▶ [The task] Using the records below, please work out how many lines contain "Piston"; answer with the number alone.

Data excerpts:
>>>>>
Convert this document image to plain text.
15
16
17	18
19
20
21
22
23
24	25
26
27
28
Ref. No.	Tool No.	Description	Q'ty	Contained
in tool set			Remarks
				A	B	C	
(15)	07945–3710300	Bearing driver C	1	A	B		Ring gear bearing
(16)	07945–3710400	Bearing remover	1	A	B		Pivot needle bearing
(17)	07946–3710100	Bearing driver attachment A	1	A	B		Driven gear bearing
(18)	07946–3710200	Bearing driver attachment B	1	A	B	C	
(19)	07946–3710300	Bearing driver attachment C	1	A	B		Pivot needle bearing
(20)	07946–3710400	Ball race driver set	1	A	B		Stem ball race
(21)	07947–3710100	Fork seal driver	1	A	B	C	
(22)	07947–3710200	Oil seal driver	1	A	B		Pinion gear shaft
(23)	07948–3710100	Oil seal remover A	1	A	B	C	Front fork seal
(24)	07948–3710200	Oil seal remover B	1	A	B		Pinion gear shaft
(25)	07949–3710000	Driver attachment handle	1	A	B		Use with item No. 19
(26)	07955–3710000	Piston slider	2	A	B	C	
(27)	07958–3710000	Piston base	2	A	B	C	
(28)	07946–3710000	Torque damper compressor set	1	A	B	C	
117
<<<<<
▶ [Solution to this task] 2